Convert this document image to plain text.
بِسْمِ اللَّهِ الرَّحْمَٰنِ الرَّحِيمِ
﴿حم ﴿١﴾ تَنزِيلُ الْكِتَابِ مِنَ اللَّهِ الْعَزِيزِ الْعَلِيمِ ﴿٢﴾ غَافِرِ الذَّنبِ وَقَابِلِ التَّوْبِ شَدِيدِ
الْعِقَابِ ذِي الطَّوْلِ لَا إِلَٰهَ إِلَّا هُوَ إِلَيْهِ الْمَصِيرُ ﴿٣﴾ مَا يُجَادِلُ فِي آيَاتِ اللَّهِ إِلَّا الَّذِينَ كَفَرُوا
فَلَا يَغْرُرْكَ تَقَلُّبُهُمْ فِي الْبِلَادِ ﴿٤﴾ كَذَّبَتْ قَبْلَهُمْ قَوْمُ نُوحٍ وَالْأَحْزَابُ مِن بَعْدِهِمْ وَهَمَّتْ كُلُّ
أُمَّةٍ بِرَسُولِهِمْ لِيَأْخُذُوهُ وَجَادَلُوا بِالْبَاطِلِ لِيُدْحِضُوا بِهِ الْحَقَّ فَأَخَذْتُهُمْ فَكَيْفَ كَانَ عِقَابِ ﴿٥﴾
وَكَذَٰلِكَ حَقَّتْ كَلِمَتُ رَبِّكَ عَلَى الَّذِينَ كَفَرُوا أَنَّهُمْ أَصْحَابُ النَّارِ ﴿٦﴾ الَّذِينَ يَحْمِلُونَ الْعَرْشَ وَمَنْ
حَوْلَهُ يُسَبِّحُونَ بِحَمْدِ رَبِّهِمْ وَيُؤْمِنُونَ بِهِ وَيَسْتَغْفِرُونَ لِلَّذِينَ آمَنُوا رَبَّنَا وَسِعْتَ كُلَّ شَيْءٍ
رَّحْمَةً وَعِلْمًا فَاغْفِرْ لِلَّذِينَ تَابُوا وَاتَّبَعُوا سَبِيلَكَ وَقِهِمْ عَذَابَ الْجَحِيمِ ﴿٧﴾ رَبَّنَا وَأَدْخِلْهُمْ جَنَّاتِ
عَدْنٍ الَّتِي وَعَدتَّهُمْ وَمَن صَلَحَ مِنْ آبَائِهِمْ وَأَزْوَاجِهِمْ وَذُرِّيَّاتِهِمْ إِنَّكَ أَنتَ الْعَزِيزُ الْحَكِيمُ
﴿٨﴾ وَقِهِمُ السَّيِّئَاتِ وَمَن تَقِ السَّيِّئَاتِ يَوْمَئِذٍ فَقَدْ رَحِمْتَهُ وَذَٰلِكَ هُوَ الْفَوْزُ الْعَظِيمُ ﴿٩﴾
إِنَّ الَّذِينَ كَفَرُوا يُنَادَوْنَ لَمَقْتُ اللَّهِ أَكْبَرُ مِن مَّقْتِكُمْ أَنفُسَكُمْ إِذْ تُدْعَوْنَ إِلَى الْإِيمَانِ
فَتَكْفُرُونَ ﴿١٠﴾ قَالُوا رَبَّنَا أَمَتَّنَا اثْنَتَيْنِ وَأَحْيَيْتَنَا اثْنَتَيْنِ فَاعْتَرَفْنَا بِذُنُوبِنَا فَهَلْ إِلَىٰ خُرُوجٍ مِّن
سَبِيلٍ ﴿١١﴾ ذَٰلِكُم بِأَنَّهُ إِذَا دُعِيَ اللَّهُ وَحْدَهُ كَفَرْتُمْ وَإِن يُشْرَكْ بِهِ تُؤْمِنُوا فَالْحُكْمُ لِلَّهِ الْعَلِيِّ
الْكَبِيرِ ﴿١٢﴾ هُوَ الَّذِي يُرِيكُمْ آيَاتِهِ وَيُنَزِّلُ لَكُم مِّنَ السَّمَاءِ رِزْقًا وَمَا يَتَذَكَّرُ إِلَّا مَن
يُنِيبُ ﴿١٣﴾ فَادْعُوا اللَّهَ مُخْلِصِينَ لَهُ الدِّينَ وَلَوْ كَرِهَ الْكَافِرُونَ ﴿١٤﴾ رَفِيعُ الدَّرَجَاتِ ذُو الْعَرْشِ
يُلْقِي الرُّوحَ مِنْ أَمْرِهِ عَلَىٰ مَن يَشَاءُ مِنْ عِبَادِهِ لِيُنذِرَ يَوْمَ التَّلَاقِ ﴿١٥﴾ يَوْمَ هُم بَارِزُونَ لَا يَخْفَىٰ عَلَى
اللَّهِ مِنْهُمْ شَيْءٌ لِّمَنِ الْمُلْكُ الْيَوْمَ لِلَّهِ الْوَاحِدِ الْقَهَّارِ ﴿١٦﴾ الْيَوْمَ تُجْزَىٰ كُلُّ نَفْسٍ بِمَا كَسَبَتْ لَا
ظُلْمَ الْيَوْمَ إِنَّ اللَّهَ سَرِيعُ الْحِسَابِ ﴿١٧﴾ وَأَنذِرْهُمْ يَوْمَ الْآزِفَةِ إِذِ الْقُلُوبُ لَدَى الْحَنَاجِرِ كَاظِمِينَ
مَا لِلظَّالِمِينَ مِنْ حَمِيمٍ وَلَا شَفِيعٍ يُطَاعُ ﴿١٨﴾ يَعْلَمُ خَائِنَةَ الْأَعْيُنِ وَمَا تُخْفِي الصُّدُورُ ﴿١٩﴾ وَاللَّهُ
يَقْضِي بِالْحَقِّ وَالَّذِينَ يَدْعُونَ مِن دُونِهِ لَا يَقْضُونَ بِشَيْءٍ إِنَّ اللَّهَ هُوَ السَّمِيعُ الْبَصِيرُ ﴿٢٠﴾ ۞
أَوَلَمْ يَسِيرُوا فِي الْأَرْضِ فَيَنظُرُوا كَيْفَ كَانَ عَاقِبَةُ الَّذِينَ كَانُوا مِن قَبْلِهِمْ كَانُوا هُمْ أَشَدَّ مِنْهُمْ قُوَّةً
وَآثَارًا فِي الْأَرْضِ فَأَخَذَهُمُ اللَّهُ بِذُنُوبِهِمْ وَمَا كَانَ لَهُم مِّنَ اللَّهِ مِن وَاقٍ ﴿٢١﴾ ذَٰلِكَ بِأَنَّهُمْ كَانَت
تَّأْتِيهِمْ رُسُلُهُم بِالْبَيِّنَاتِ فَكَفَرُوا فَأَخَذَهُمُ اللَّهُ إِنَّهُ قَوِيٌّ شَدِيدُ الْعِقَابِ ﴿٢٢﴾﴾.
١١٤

◆ **TASK DIRECTIONS**: Take the lines above and print them exactly.

◆ **FINISHED TASK**:
Convert this document image to plain text.
بِسْمِ اللَّهِ الرَّحْمَٰنِ الرَّحِيمِ
﴿حم ﴿١﴾ تَنزِيلُ الْكِتَابِ مِنَ اللَّهِ الْعَزِيزِ الْعَلِيمِ ﴿٢﴾ غَافِرِ الذَّنبِ وَقَابِلِ التَّوْبِ شَدِيدِ
الْعِقَابِ ذِي الطَّوْلِ لَا إِلَٰهَ إِلَّا هُوَ إِلَيْهِ الْمَصِيرُ ﴿٣﴾ مَا يُجَادِلُ فِي آيَاتِ اللَّهِ إِلَّا الَّذِينَ كَفَرُوا
فَلَا يَغْرُرْكَ تَقَلُّبُهُمْ فِي الْبِلَادِ ﴿٤﴾ كَذَّبَتْ قَبْلَهُمْ قَوْمُ نُوحٍ وَالْأَحْزَابُ مِن بَعْدِهِمْ وَهَمَّتْ كُلُّ
أُمَّةٍ بِرَسُولِهِمْ لِيَأْخُذُوهُ وَجَادَلُوا بِالْبَاطِلِ لِيُدْحِضُوا بِهِ الْحَقَّ فَأَخَذْتُهُمْ فَكَيْفَ كَانَ عِقَابِ ﴿٥﴾
وَكَذَٰلِكَ حَقَّتْ كَلِمَتُ رَبِّكَ عَلَى الَّذِينَ كَفَرُوا أَنَّهُمْ أَصْحَابُ النَّارِ ﴿٦﴾ الَّذِينَ يَحْمِلُونَ الْعَرْشَ وَمَنْ
حَوْلَهُ يُسَبِّحُونَ بِحَمْدِ رَبِّهِمْ وَيُؤْمِنُونَ بِهِ وَيَسْتَغْفِرُونَ لِلَّذِينَ آمَنُوا رَبَّنَا وَسِعْتَ كُلَّ شَيْءٍ
رَّحْمَةً وَعِلْمًا فَاغْفِرْ لِلَّذِينَ تَابُوا وَاتَّبَعُوا سَبِيلَكَ وَقِهِمْ عَذَابَ الْجَحِيمِ ﴿٧﴾ رَبَّنَا وَأَدْخِلْهُمْ جَنَّاتِ
عَدْنٍ الَّتِي وَعَدتَّهُمْ وَمَن صَلَحَ مِنْ آبَائِهِمْ وَأَزْوَاجِهِمْ وَذُرِّيَّاتِهِمْ إِنَّكَ أَنتَ الْعَزِيزُ الْحَكِيمُ
﴿٨﴾ وَقِهِمُ السَّيِّئَاتِ وَمَن تَقِ السَّيِّئَاتِ يَوْمَئِذٍ فَقَدْ رَحِمْتَهُ وَذَٰلِكَ هُوَ الْفَوْزُ الْعَظِيمُ ﴿٩﴾
إِنَّ الَّذِينَ كَفَرُوا يُنَادَوْنَ لَمَقْتُ اللَّهِ أَكْبَرُ مِن مَّقْتِكُمْ أَنفُسَكُمْ إِذْ تُدْعَوْنَ إِلَى الْإِيمَانِ
فَتَكْفُرُونَ ﴿١٠﴾ قَالُوا رَبَّنَا أَمَتَّنَا اثْنَتَيْنِ وَأَحْيَيْتَنَا اثْنَتَيْنِ فَاعْتَرَفْنَا بِذُنُوبِنَا فَهَلْ إِلَىٰ خُرُوجٍ مِّن
سَبِيلٍ ﴿١١﴾ ذَٰلِكُم بِأَنَّهُ إِذَا دُعِيَ اللَّهُ وَحْدَهُ كَفَرْتُمْ وَإِن يُشْرَكْ بِهِ تُؤْمِنُوا فَالْحُكْمُ لِلَّهِ الْعَلِيِّ
الْكَبِيرِ ﴿١٢﴾ هُوَ الَّذِي يُرِيكُمْ آيَاتِهِ وَيُنَزِّلُ لَكُم مِّنَ السَّمَاءِ رِزْقًا وَمَا يَتَذَكَّرُ إِلَّا مَن
يُنِيبُ ﴿١٣﴾ فَادْعُوا اللَّهَ مُخْلِصِينَ لَهُ الدِّينَ وَلَوْ كَرِهَ الْكَافِرُونَ ﴿١٤﴾ رَفِيعُ الدَّرَجَاتِ ذُو الْعَرْشِ
يُلْقِي الرُّوحَ مِنْ أَمْرِهِ عَلَىٰ مَن يَشَاءُ مِنْ عِبَادِهِ لِيُنذِرَ يَوْمَ التَّلَاقِ ﴿١٥﴾ يَوْمَ هُم بَارِزُونَ لَا يَخْفَىٰ عَلَى
اللَّهِ مِنْهُمْ شَيْءٌ لِّمَنِ الْمُلْكُ الْيَوْمَ لِلَّهِ الْوَاحِدِ الْقَهَّارِ ﴿١٦﴾ الْيَوْمَ تُجْزَىٰ كُلُّ نَفْسٍ بِمَا كَسَبَتْ لَا
ظُلْمَ الْيَوْمَ إِنَّ اللَّهَ سَرِيعُ الْحِسَابِ ﴿١٧﴾ وَأَنذِرْهُمْ يَوْمَ الْآزِفَةِ إِذِ الْقُلُوبُ لَدَى الْحَنَاجِرِ كَاظِمِينَ
مَا لِلظَّالِمِينَ مِنْ حَمِيمٍ وَلَا شَفِيعٍ يُطَاعُ ﴿١٨﴾ يَعْلَمُ خَائِنَةَ الْأَعْيُنِ وَمَا تُخْفِي الصُّدُورُ ﴿١٩﴾ وَاللَّهُ
يَقْضِي بِالْحَقِّ وَالَّذِينَ يَدْعُونَ مِن دُونِهِ لَا يَقْضُونَ بِشَيْءٍ إِنَّ اللَّهَ هُوَ السَّمِيعُ الْبَصِيرُ ﴿٢٠﴾ ۞
أَوَلَمْ يَسِيرُوا فِي الْأَرْضِ فَيَنظُرُوا كَيْفَ كَانَ عَاقِبَةُ الَّذِينَ كَانُوا مِن قَبْلِهِمْ كَانُوا هُمْ أَشَدَّ مِنْهُمْ قُوَّةً
وَآثَارًا فِي الْأَرْضِ فَأَخَذَهُمُ اللَّهُ بِذُنُوبِهِمْ وَمَا كَانَ لَهُم مِّنَ اللَّهِ مِن وَاقٍ ﴿٢١﴾ ذَٰلِكَ بِأَنَّهُمْ كَانَت
تَّأْتِيهِمْ رُسُلُهُم بِالْبَيِّنَاتِ فَكَفَرُوا فَأَخَذَهُمُ اللَّهُ إِنَّهُ قَوِيٌّ شَدِيدُ الْعِقَابِ ﴿٢٢﴾﴾.
١١٤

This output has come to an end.